## Aim of the task
Reproduce the records. Keep every word exact and include no images.
— BEGIN Raw records —
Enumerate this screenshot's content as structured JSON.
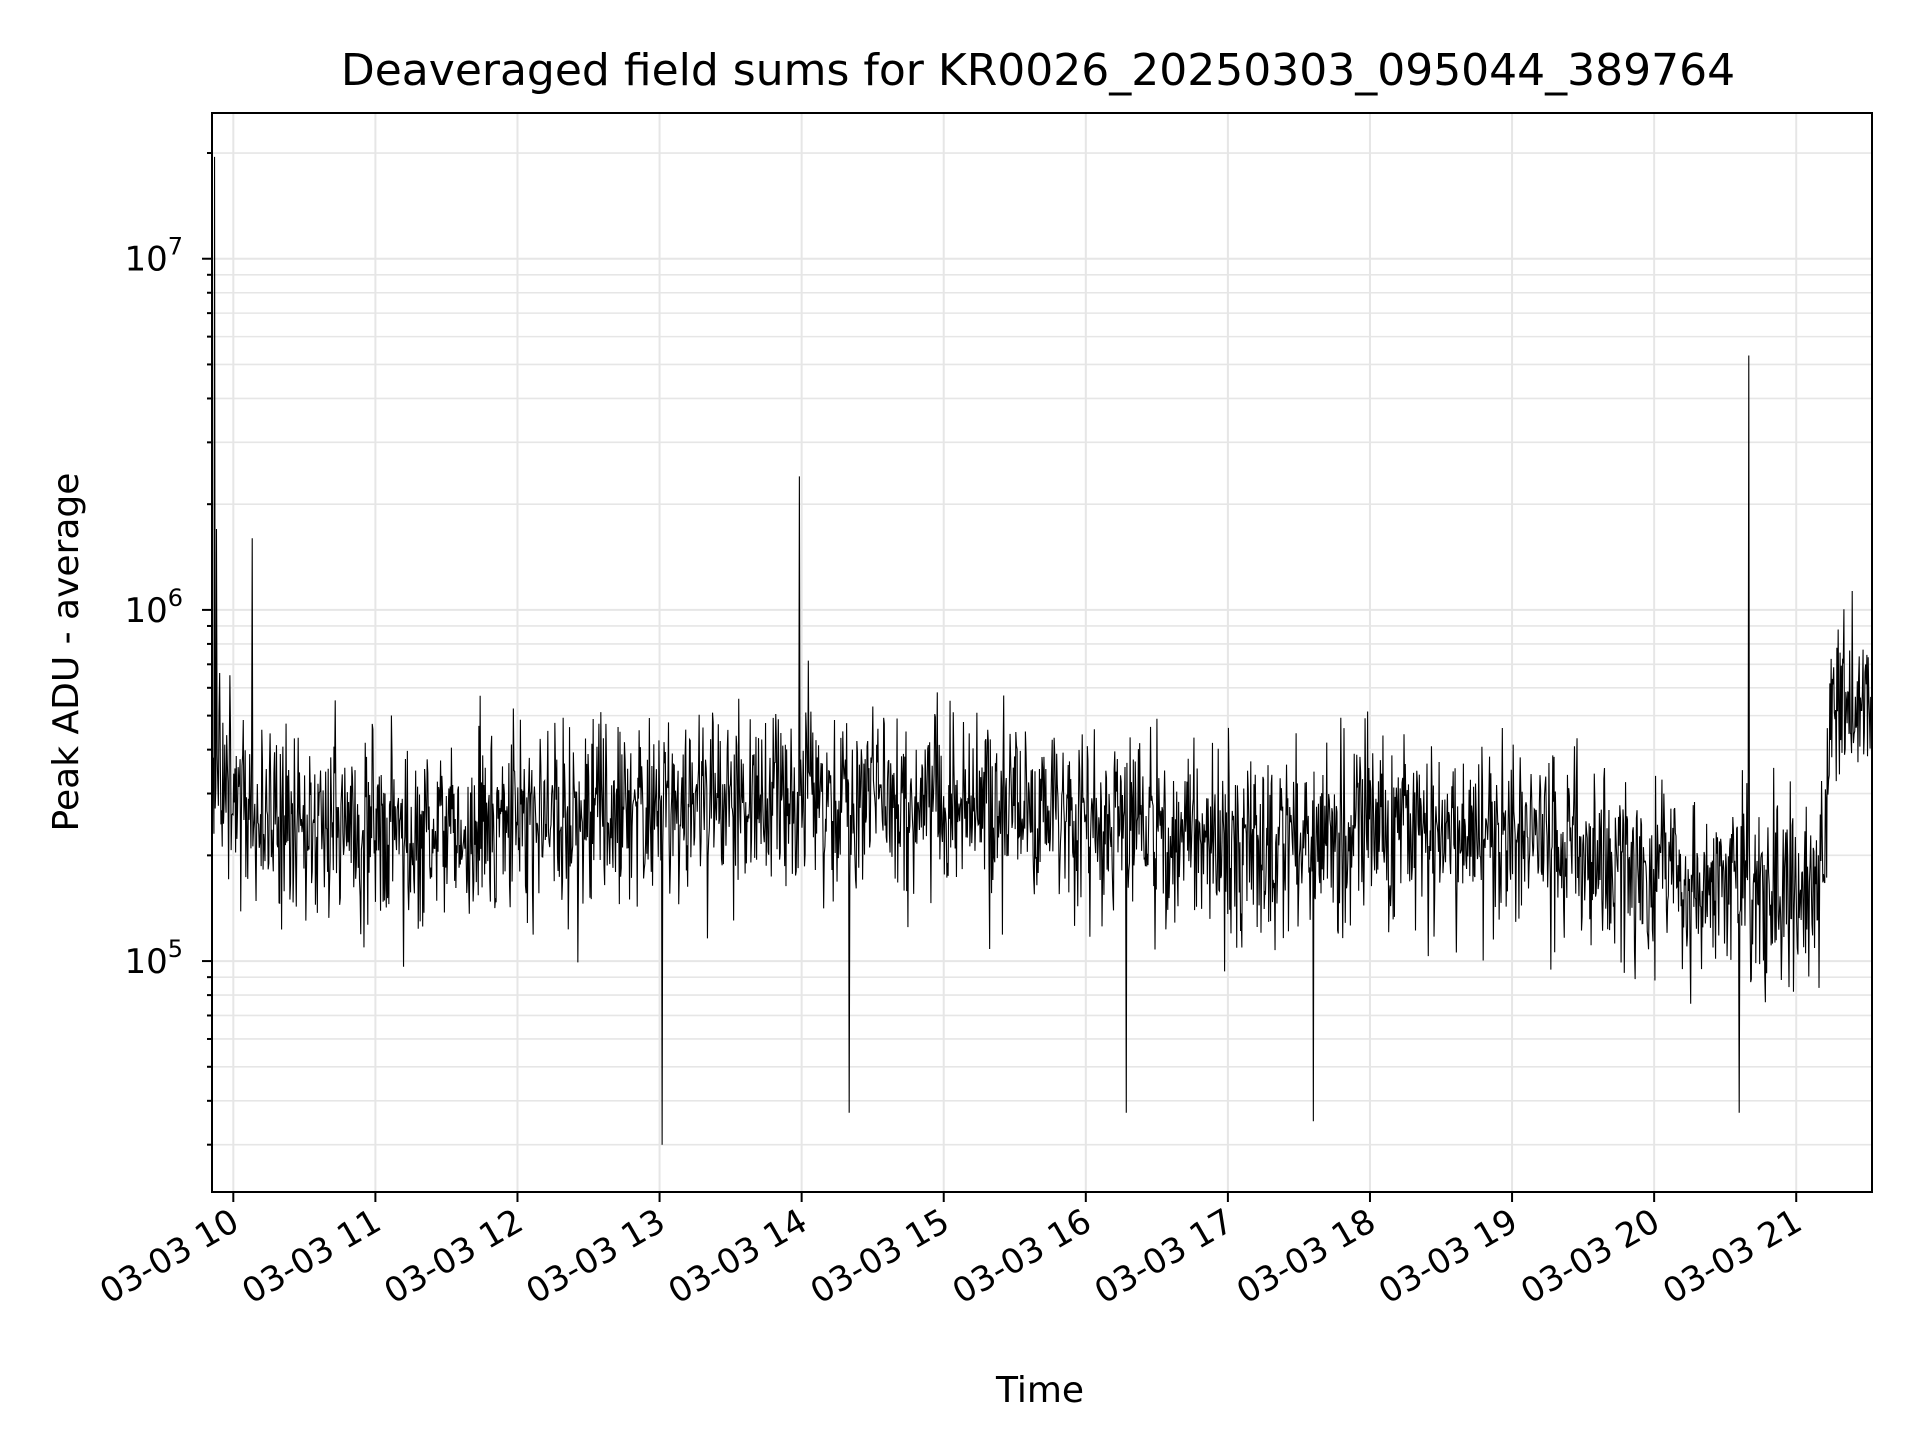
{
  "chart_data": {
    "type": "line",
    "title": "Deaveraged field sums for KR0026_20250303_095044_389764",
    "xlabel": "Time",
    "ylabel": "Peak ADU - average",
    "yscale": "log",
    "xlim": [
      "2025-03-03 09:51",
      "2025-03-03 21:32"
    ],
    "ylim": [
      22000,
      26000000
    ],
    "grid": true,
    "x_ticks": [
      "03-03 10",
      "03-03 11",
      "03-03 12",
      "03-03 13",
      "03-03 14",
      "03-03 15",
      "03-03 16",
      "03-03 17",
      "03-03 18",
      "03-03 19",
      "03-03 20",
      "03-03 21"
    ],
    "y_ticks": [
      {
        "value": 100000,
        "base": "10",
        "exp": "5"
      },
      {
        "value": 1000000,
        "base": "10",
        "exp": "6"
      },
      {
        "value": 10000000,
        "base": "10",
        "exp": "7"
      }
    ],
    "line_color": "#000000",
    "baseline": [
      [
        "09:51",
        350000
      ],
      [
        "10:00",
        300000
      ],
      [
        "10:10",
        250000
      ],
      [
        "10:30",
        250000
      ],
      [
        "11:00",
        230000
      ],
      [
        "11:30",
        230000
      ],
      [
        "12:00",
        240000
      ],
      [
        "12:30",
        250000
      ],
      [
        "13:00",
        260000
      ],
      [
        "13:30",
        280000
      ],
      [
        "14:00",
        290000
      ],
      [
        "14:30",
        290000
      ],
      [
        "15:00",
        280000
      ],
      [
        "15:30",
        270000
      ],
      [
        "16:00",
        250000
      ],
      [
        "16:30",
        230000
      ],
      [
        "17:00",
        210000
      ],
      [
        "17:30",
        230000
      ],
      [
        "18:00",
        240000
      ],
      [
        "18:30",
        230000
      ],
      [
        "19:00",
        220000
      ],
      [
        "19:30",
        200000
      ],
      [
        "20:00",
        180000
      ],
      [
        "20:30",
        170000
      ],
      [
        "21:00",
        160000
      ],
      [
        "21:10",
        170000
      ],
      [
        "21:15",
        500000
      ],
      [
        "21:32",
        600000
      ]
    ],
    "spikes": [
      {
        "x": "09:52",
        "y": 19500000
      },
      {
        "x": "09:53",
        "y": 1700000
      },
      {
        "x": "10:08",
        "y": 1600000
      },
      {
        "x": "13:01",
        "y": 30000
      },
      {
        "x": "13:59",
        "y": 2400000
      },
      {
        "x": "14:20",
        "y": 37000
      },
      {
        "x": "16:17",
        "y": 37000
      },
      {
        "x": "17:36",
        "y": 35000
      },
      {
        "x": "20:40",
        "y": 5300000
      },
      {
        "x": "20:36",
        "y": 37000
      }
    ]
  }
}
— END Raw records —
## Solution to the exercise
Enumerate this screenshot's content as structured JSON.
{
  "chart_data": {
    "type": "line",
    "title": "Deaveraged field sums for KR0026_20250303_095044_389764",
    "xlabel": "Time",
    "ylabel": "Peak ADU - average",
    "yscale": "log",
    "xlim": [
      "2025-03-03 09:51",
      "2025-03-03 21:32"
    ],
    "ylim": [
      22000,
      26000000
    ],
    "grid": true,
    "x_ticks": [
      "03-03 10",
      "03-03 11",
      "03-03 12",
      "03-03 13",
      "03-03 14",
      "03-03 15",
      "03-03 16",
      "03-03 17",
      "03-03 18",
      "03-03 19",
      "03-03 20",
      "03-03 21"
    ],
    "y_ticks": [
      {
        "value": 100000,
        "base": "10",
        "exp": "5"
      },
      {
        "value": 1000000,
        "base": "10",
        "exp": "6"
      },
      {
        "value": 10000000,
        "base": "10",
        "exp": "7"
      }
    ],
    "line_color": "#000000",
    "baseline": [
      [
        "09:51",
        350000
      ],
      [
        "10:00",
        300000
      ],
      [
        "10:10",
        250000
      ],
      [
        "10:30",
        250000
      ],
      [
        "11:00",
        230000
      ],
      [
        "11:30",
        230000
      ],
      [
        "12:00",
        240000
      ],
      [
        "12:30",
        250000
      ],
      [
        "13:00",
        260000
      ],
      [
        "13:30",
        280000
      ],
      [
        "14:00",
        290000
      ],
      [
        "14:30",
        290000
      ],
      [
        "15:00",
        280000
      ],
      [
        "15:30",
        270000
      ],
      [
        "16:00",
        250000
      ],
      [
        "16:30",
        230000
      ],
      [
        "17:00",
        210000
      ],
      [
        "17:30",
        230000
      ],
      [
        "18:00",
        240000
      ],
      [
        "18:30",
        230000
      ],
      [
        "19:00",
        220000
      ],
      [
        "19:30",
        200000
      ],
      [
        "20:00",
        180000
      ],
      [
        "20:30",
        170000
      ],
      [
        "21:00",
        160000
      ],
      [
        "21:10",
        170000
      ],
      [
        "21:15",
        500000
      ],
      [
        "21:32",
        600000
      ]
    ],
    "spikes": [
      {
        "x": "09:52",
        "y": 19500000
      },
      {
        "x": "09:53",
        "y": 1700000
      },
      {
        "x": "10:08",
        "y": 1600000
      },
      {
        "x": "13:01",
        "y": 30000
      },
      {
        "x": "13:59",
        "y": 2400000
      },
      {
        "x": "14:20",
        "y": 37000
      },
      {
        "x": "16:17",
        "y": 37000
      },
      {
        "x": "17:36",
        "y": 35000
      },
      {
        "x": "20:40",
        "y": 5300000
      },
      {
        "x": "20:36",
        "y": 37000
      }
    ]
  }
}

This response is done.